» SHORT TASK:
Pictures in the data below are not part of the copy; transcribe everything else exactly.

Data extracted from a collection
^^^^

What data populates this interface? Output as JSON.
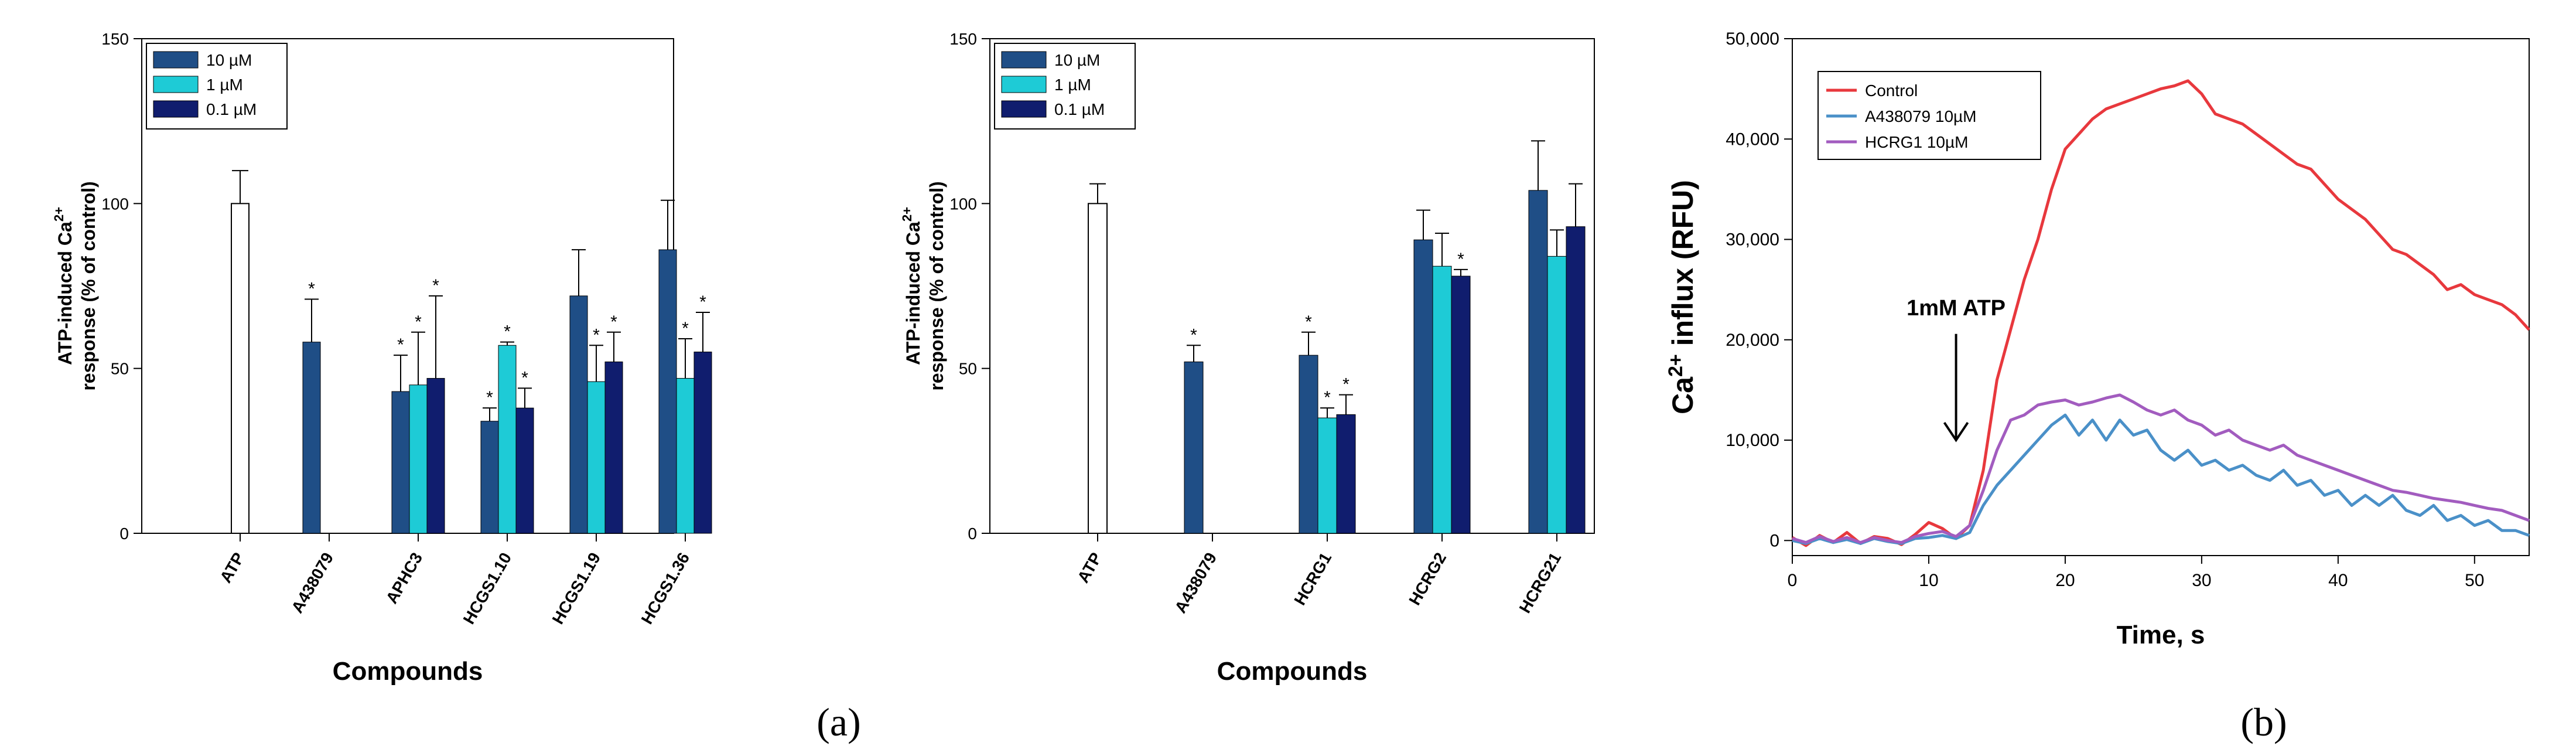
{
  "figure": {
    "label_a": "(a)",
    "label_b": "(b)"
  },
  "chart_data": [
    {
      "type": "bar",
      "panel": "a-left",
      "ylabel_line1": "ATP-induced Ca",
      "ylabel_sup": "2+",
      "ylabel_line2": "response (% of control)",
      "xlabel": "Compounds",
      "ylim": [
        0,
        150
      ],
      "yticks": [
        0,
        50,
        100,
        150
      ],
      "categories": [
        "ATP",
        "A438079",
        "APHC3",
        "HCGS1.10",
        "HCGS1.19",
        "HCGS1.36"
      ],
      "legend": [
        "10 µM",
        "1 µM",
        "0.1 µM"
      ],
      "legend_position": "top-left",
      "control": {
        "category": "ATP",
        "value": 100,
        "error": 10
      },
      "series": [
        {
          "name": "10 µM",
          "color": "#1f4e86",
          "values": [
            null,
            58,
            43,
            34,
            72,
            86
          ],
          "errors": [
            null,
            13,
            11,
            4,
            14,
            15
          ],
          "sig": [
            false,
            true,
            true,
            true,
            false,
            false
          ]
        },
        {
          "name": "1 µM",
          "color": "#1ecbd6",
          "values": [
            null,
            null,
            45,
            57,
            46,
            47
          ],
          "errors": [
            null,
            null,
            16,
            1,
            11,
            12
          ],
          "sig": [
            false,
            false,
            true,
            true,
            true,
            true
          ]
        },
        {
          "name": "0.1 µM",
          "color": "#101d6e",
          "values": [
            null,
            null,
            47,
            38,
            52,
            55
          ],
          "errors": [
            null,
            null,
            25,
            6,
            9,
            12
          ],
          "sig": [
            false,
            false,
            true,
            true,
            true,
            true
          ]
        }
      ]
    },
    {
      "type": "bar",
      "panel": "a-right",
      "ylabel_line1": "ATP-induced Ca",
      "ylabel_sup": "2+",
      "ylabel_line2": "response (% of control)",
      "xlabel": "Compounds",
      "ylim": [
        0,
        150
      ],
      "yticks": [
        0,
        50,
        100,
        150
      ],
      "categories": [
        "ATP",
        "A438079",
        "HCRG1",
        "HCRG2",
        "HCRG21"
      ],
      "legend": [
        "10 µM",
        "1 µM",
        "0.1 µM"
      ],
      "legend_position": "top-left",
      "control": {
        "category": "ATP",
        "value": 100,
        "error": 6
      },
      "series": [
        {
          "name": "10 µM",
          "color": "#1f4e86",
          "values": [
            null,
            52,
            54,
            89,
            104
          ],
          "errors": [
            null,
            5,
            7,
            9,
            15
          ],
          "sig": [
            false,
            true,
            true,
            false,
            false
          ]
        },
        {
          "name": "1 µM",
          "color": "#1ecbd6",
          "values": [
            null,
            null,
            35,
            81,
            84
          ],
          "errors": [
            null,
            null,
            3,
            10,
            8
          ],
          "sig": [
            false,
            false,
            true,
            false,
            false
          ]
        },
        {
          "name": "0.1 µM",
          "color": "#101d6e",
          "values": [
            null,
            null,
            36,
            78,
            93
          ],
          "errors": [
            null,
            null,
            6,
            2,
            13
          ],
          "sig": [
            false,
            false,
            true,
            true,
            false
          ]
        }
      ]
    },
    {
      "type": "line",
      "panel": "b",
      "ylabel_pre": "Ca",
      "ylabel_sup": "2+",
      "ylabel_post": " influx (RFU)",
      "xlabel": "Time, s",
      "xlim": [
        0,
        54
      ],
      "ylim": [
        -1500,
        50000
      ],
      "xticks": [
        0,
        10,
        20,
        30,
        40,
        50
      ],
      "yticks": [
        0,
        10000,
        20000,
        30000,
        40000,
        50000
      ],
      "ytick_labels": [
        "0",
        "10,000",
        "20,000",
        "30,000",
        "40,000",
        "50,000"
      ],
      "annotation": {
        "text": "1mM ATP",
        "x": 12,
        "y_top": 20000,
        "y_bottom": 10000
      },
      "legend_position": "top-left",
      "series": [
        {
          "name": "Control",
          "color": "#e8383d",
          "x": [
            0,
            1,
            2,
            3,
            4,
            5,
            6,
            7,
            8,
            9,
            10,
            11,
            12,
            13,
            14,
            15,
            16,
            17,
            18,
            19,
            20,
            21,
            22,
            23,
            24,
            25,
            26,
            27,
            28,
            29,
            30,
            31,
            32,
            33,
            34,
            35,
            36,
            37,
            38,
            39,
            40,
            41,
            42,
            43,
            44,
            45,
            46,
            47,
            48,
            49,
            50,
            51,
            52,
            53,
            54
          ],
          "y": [
            300,
            -500,
            500,
            -200,
            800,
            -300,
            400,
            200,
            -400,
            600,
            1800,
            1200,
            200,
            1500,
            7000,
            16000,
            21000,
            26000,
            30000,
            35000,
            39000,
            40500,
            42000,
            43000,
            43500,
            44000,
            44500,
            45000,
            45300,
            45800,
            44500,
            42500,
            42000,
            41500,
            40500,
            39500,
            38500,
            37500,
            37000,
            35500,
            34000,
            33000,
            32000,
            30500,
            29000,
            28500,
            27500,
            26500,
            25000,
            25500,
            24500,
            24000,
            23500,
            22500,
            21000
          ]
        },
        {
          "name": "A438079 10µM",
          "color": "#4a90c8",
          "x": [
            0,
            1,
            2,
            3,
            4,
            5,
            6,
            7,
            8,
            9,
            10,
            11,
            12,
            13,
            14,
            15,
            16,
            17,
            18,
            19,
            20,
            21,
            22,
            23,
            24,
            25,
            26,
            27,
            28,
            29,
            30,
            31,
            32,
            33,
            34,
            35,
            36,
            37,
            38,
            39,
            40,
            41,
            42,
            43,
            44,
            45,
            46,
            47,
            48,
            49,
            50,
            51,
            52,
            53,
            54
          ],
          "y": [
            0,
            -300,
            200,
            -200,
            100,
            -300,
            200,
            -100,
            -300,
            200,
            300,
            500,
            200,
            800,
            3500,
            5500,
            7000,
            8500,
            10000,
            11500,
            12500,
            10500,
            12000,
            10000,
            12000,
            10500,
            11000,
            9000,
            8000,
            9000,
            7500,
            8000,
            7000,
            7500,
            6500,
            6000,
            7000,
            5500,
            6000,
            4500,
            5000,
            3500,
            4500,
            3500,
            4500,
            3000,
            2500,
            3500,
            2000,
            2500,
            1500,
            2000,
            1000,
            1000,
            500
          ]
        },
        {
          "name": "HCRG1 10µM",
          "color": "#a25cbf",
          "x": [
            0,
            1,
            2,
            3,
            4,
            5,
            6,
            7,
            8,
            9,
            10,
            11,
            12,
            13,
            14,
            15,
            16,
            17,
            18,
            19,
            20,
            21,
            22,
            23,
            24,
            25,
            26,
            27,
            28,
            29,
            30,
            31,
            32,
            33,
            34,
            35,
            36,
            37,
            38,
            39,
            40,
            41,
            42,
            43,
            44,
            45,
            46,
            47,
            48,
            49,
            50,
            51,
            52,
            53,
            54
          ],
          "y": [
            200,
            -200,
            400,
            -100,
            300,
            -200,
            300,
            0,
            -200,
            400,
            700,
            900,
            400,
            1500,
            5000,
            9000,
            12000,
            12500,
            13500,
            13800,
            14000,
            13500,
            13800,
            14200,
            14500,
            13800,
            13000,
            12500,
            13000,
            12000,
            11500,
            10500,
            11000,
            10000,
            9500,
            9000,
            9500,
            8500,
            8000,
            7500,
            7000,
            6500,
            6000,
            5500,
            5000,
            4800,
            4500,
            4200,
            4000,
            3800,
            3500,
            3200,
            3000,
            2500,
            2000
          ]
        }
      ]
    }
  ]
}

^^^^

» CORRECT ANSWER:
What data populates this interface? Output as JSON.
{
  "figure": {
    "label_a": "(a)",
    "label_b": "(b)"
  },
  "chart_data": [
    {
      "type": "bar",
      "panel": "a-left",
      "ylabel_line1": "ATP-induced Ca",
      "ylabel_sup": "2+",
      "ylabel_line2": "response (% of control)",
      "xlabel": "Compounds",
      "ylim": [
        0,
        150
      ],
      "yticks": [
        0,
        50,
        100,
        150
      ],
      "categories": [
        "ATP",
        "A438079",
        "APHC3",
        "HCGS1.10",
        "HCGS1.19",
        "HCGS1.36"
      ],
      "legend": [
        "10 µM",
        "1 µM",
        "0.1 µM"
      ],
      "legend_position": "top-left",
      "control": {
        "category": "ATP",
        "value": 100,
        "error": 10
      },
      "series": [
        {
          "name": "10 µM",
          "color": "#1f4e86",
          "values": [
            null,
            58,
            43,
            34,
            72,
            86
          ],
          "errors": [
            null,
            13,
            11,
            4,
            14,
            15
          ],
          "sig": [
            false,
            true,
            true,
            true,
            false,
            false
          ]
        },
        {
          "name": "1 µM",
          "color": "#1ecbd6",
          "values": [
            null,
            null,
            45,
            57,
            46,
            47
          ],
          "errors": [
            null,
            null,
            16,
            1,
            11,
            12
          ],
          "sig": [
            false,
            false,
            true,
            true,
            true,
            true
          ]
        },
        {
          "name": "0.1 µM",
          "color": "#101d6e",
          "values": [
            null,
            null,
            47,
            38,
            52,
            55
          ],
          "errors": [
            null,
            null,
            25,
            6,
            9,
            12
          ],
          "sig": [
            false,
            false,
            true,
            true,
            true,
            true
          ]
        }
      ]
    },
    {
      "type": "bar",
      "panel": "a-right",
      "ylabel_line1": "ATP-induced Ca",
      "ylabel_sup": "2+",
      "ylabel_line2": "response (% of control)",
      "xlabel": "Compounds",
      "ylim": [
        0,
        150
      ],
      "yticks": [
        0,
        50,
        100,
        150
      ],
      "categories": [
        "ATP",
        "A438079",
        "HCRG1",
        "HCRG2",
        "HCRG21"
      ],
      "legend": [
        "10 µM",
        "1 µM",
        "0.1 µM"
      ],
      "legend_position": "top-left",
      "control": {
        "category": "ATP",
        "value": 100,
        "error": 6
      },
      "series": [
        {
          "name": "10 µM",
          "color": "#1f4e86",
          "values": [
            null,
            52,
            54,
            89,
            104
          ],
          "errors": [
            null,
            5,
            7,
            9,
            15
          ],
          "sig": [
            false,
            true,
            true,
            false,
            false
          ]
        },
        {
          "name": "1 µM",
          "color": "#1ecbd6",
          "values": [
            null,
            null,
            35,
            81,
            84
          ],
          "errors": [
            null,
            null,
            3,
            10,
            8
          ],
          "sig": [
            false,
            false,
            true,
            false,
            false
          ]
        },
        {
          "name": "0.1 µM",
          "color": "#101d6e",
          "values": [
            null,
            null,
            36,
            78,
            93
          ],
          "errors": [
            null,
            null,
            6,
            2,
            13
          ],
          "sig": [
            false,
            false,
            true,
            true,
            false
          ]
        }
      ]
    },
    {
      "type": "line",
      "panel": "b",
      "ylabel_pre": "Ca",
      "ylabel_sup": "2+",
      "ylabel_post": " influx (RFU)",
      "xlabel": "Time, s",
      "xlim": [
        0,
        54
      ],
      "ylim": [
        -1500,
        50000
      ],
      "xticks": [
        0,
        10,
        20,
        30,
        40,
        50
      ],
      "yticks": [
        0,
        10000,
        20000,
        30000,
        40000,
        50000
      ],
      "ytick_labels": [
        "0",
        "10,000",
        "20,000",
        "30,000",
        "40,000",
        "50,000"
      ],
      "annotation": {
        "text": "1mM ATP",
        "x": 12,
        "y_top": 20000,
        "y_bottom": 10000
      },
      "legend_position": "top-left",
      "series": [
        {
          "name": "Control",
          "color": "#e8383d",
          "x": [
            0,
            1,
            2,
            3,
            4,
            5,
            6,
            7,
            8,
            9,
            10,
            11,
            12,
            13,
            14,
            15,
            16,
            17,
            18,
            19,
            20,
            21,
            22,
            23,
            24,
            25,
            26,
            27,
            28,
            29,
            30,
            31,
            32,
            33,
            34,
            35,
            36,
            37,
            38,
            39,
            40,
            41,
            42,
            43,
            44,
            45,
            46,
            47,
            48,
            49,
            50,
            51,
            52,
            53,
            54
          ],
          "y": [
            300,
            -500,
            500,
            -200,
            800,
            -300,
            400,
            200,
            -400,
            600,
            1800,
            1200,
            200,
            1500,
            7000,
            16000,
            21000,
            26000,
            30000,
            35000,
            39000,
            40500,
            42000,
            43000,
            43500,
            44000,
            44500,
            45000,
            45300,
            45800,
            44500,
            42500,
            42000,
            41500,
            40500,
            39500,
            38500,
            37500,
            37000,
            35500,
            34000,
            33000,
            32000,
            30500,
            29000,
            28500,
            27500,
            26500,
            25000,
            25500,
            24500,
            24000,
            23500,
            22500,
            21000
          ]
        },
        {
          "name": "A438079 10µM",
          "color": "#4a90c8",
          "x": [
            0,
            1,
            2,
            3,
            4,
            5,
            6,
            7,
            8,
            9,
            10,
            11,
            12,
            13,
            14,
            15,
            16,
            17,
            18,
            19,
            20,
            21,
            22,
            23,
            24,
            25,
            26,
            27,
            28,
            29,
            30,
            31,
            32,
            33,
            34,
            35,
            36,
            37,
            38,
            39,
            40,
            41,
            42,
            43,
            44,
            45,
            46,
            47,
            48,
            49,
            50,
            51,
            52,
            53,
            54
          ],
          "y": [
            0,
            -300,
            200,
            -200,
            100,
            -300,
            200,
            -100,
            -300,
            200,
            300,
            500,
            200,
            800,
            3500,
            5500,
            7000,
            8500,
            10000,
            11500,
            12500,
            10500,
            12000,
            10000,
            12000,
            10500,
            11000,
            9000,
            8000,
            9000,
            7500,
            8000,
            7000,
            7500,
            6500,
            6000,
            7000,
            5500,
            6000,
            4500,
            5000,
            3500,
            4500,
            3500,
            4500,
            3000,
            2500,
            3500,
            2000,
            2500,
            1500,
            2000,
            1000,
            1000,
            500
          ]
        },
        {
          "name": "HCRG1 10µM",
          "color": "#a25cbf",
          "x": [
            0,
            1,
            2,
            3,
            4,
            5,
            6,
            7,
            8,
            9,
            10,
            11,
            12,
            13,
            14,
            15,
            16,
            17,
            18,
            19,
            20,
            21,
            22,
            23,
            24,
            25,
            26,
            27,
            28,
            29,
            30,
            31,
            32,
            33,
            34,
            35,
            36,
            37,
            38,
            39,
            40,
            41,
            42,
            43,
            44,
            45,
            46,
            47,
            48,
            49,
            50,
            51,
            52,
            53,
            54
          ],
          "y": [
            200,
            -200,
            400,
            -100,
            300,
            -200,
            300,
            0,
            -200,
            400,
            700,
            900,
            400,
            1500,
            5000,
            9000,
            12000,
            12500,
            13500,
            13800,
            14000,
            13500,
            13800,
            14200,
            14500,
            13800,
            13000,
            12500,
            13000,
            12000,
            11500,
            10500,
            11000,
            10000,
            9500,
            9000,
            9500,
            8500,
            8000,
            7500,
            7000,
            6500,
            6000,
            5500,
            5000,
            4800,
            4500,
            4200,
            4000,
            3800,
            3500,
            3200,
            3000,
            2500,
            2000
          ]
        }
      ]
    }
  ]
}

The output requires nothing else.